» **BRIEF**
Find the lines containing the word "this" and copy every one of them.

--- EXTRACTED INFORMATION ---

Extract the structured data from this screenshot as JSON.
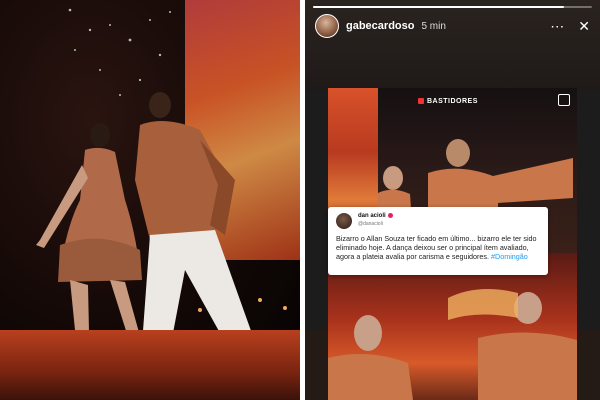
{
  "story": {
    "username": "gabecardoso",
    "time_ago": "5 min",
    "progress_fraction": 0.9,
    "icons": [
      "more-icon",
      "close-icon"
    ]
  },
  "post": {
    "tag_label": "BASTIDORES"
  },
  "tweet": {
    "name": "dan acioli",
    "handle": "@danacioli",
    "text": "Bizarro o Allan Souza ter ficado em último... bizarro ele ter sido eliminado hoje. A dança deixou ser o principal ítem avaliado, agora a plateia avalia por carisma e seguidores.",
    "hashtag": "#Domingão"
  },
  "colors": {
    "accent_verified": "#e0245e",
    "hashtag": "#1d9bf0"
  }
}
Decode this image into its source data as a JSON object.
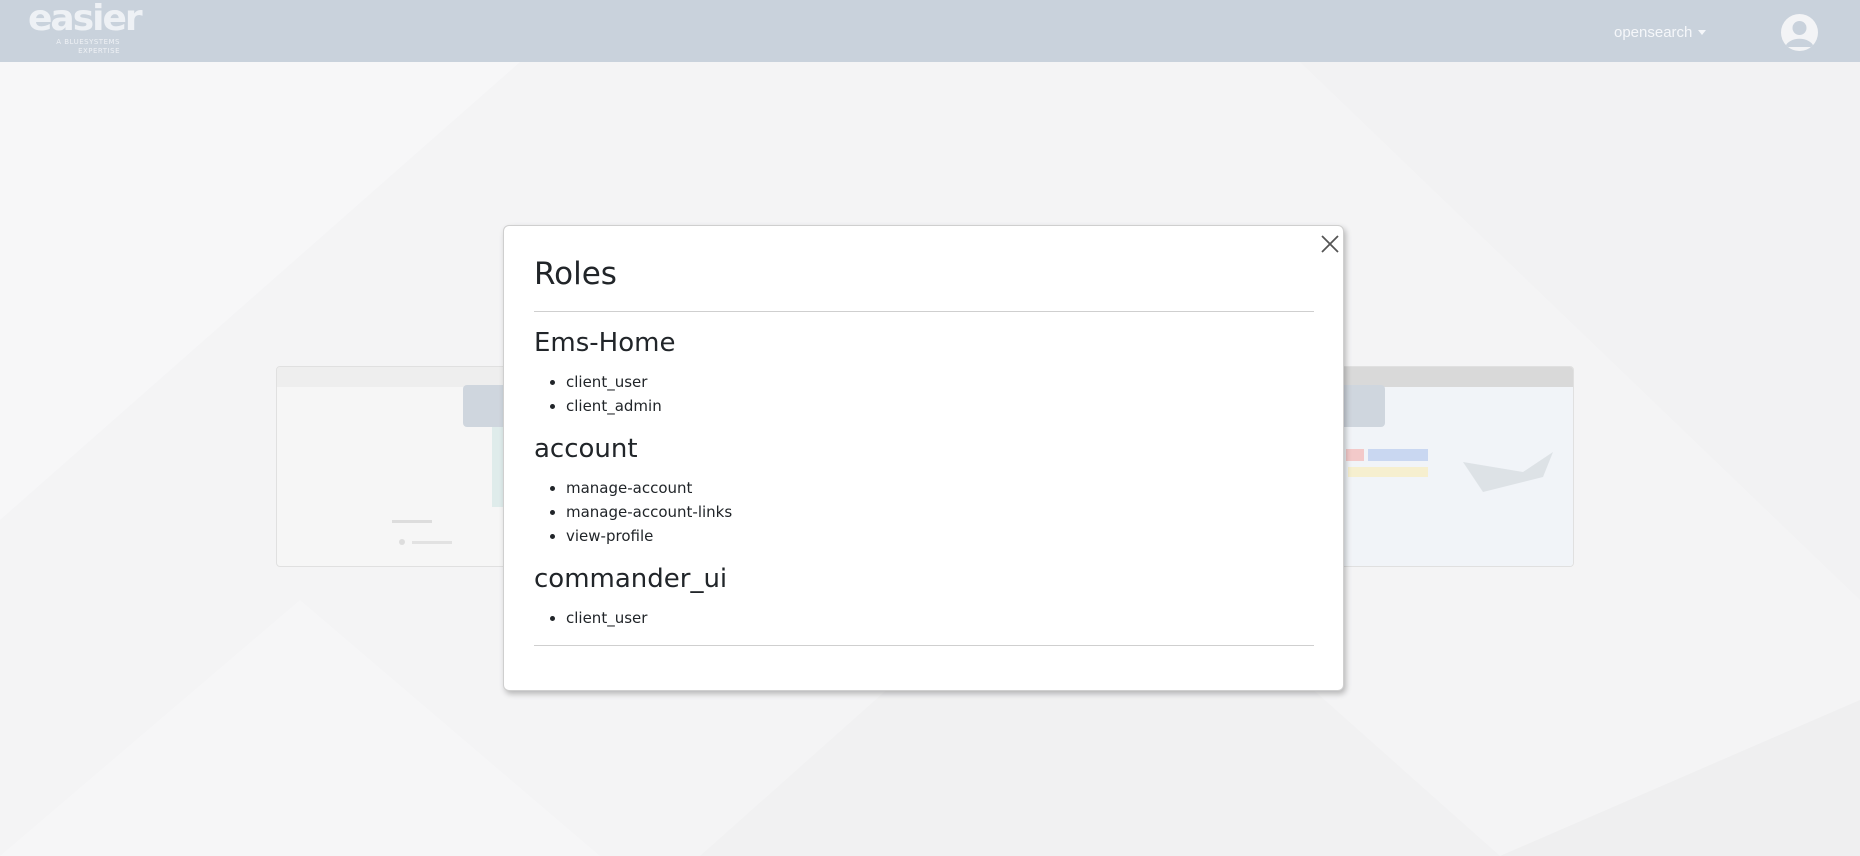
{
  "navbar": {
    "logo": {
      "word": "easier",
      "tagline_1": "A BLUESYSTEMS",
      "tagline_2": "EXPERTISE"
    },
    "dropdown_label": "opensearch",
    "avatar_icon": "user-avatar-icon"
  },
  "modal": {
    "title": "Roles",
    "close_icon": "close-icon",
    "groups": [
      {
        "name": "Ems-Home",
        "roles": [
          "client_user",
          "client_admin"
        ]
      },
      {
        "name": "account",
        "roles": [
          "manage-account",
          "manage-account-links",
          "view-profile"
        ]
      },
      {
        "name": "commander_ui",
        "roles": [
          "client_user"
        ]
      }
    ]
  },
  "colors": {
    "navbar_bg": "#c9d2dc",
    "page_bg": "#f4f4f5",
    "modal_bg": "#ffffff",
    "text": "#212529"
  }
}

---

» **RESULT OF THE EXERCISE**
Extract the structured data from this screenshot as JSON.
Decode this image into its source data as a JSON object.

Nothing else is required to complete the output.